Show every line in the records below that contains the word "title".

# MATERIAL SHOWN start

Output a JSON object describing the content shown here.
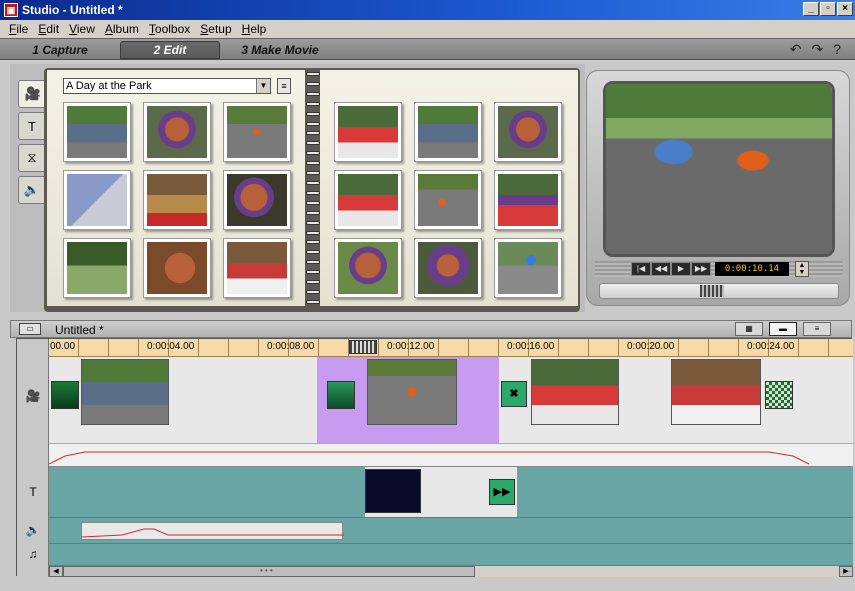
{
  "window": {
    "title": "Studio - Untitled *",
    "controls": [
      "_",
      "▫",
      "×"
    ]
  },
  "menu": [
    "File",
    "Edit",
    "View",
    "Album",
    "Toolbox",
    "Setup",
    "Help"
  ],
  "tabs": [
    "1 Capture",
    "2 Edit",
    "3 Make Movie"
  ],
  "active_tab": "2 Edit",
  "tab_tools": {
    "undo": "↶",
    "redo": "↷",
    "help": "?"
  },
  "album": {
    "selected_scene": "A Day at the Park"
  },
  "player": {
    "timecode": "0:00:10.14"
  },
  "movie": {
    "title": "Untitled *"
  },
  "timeline": {
    "ruler_labels": [
      "00.00",
      "0:00:04.00",
      "0:00:08.00",
      "0:00:12.00",
      "0:00:16.00",
      "0:00:20.00",
      "0:00:24.00"
    ],
    "scroll_dots": "• • •"
  },
  "colors": {
    "ruler": "#f5d9a6",
    "track": "#6aa5a5",
    "selection": "#c79bf0",
    "timecode": "#f5c000"
  }
}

# MATERIAL SHOWN end

[EXPECTED OUTPUT]
    "title": "Studio - Untitled *",
    "title": "Untitled *"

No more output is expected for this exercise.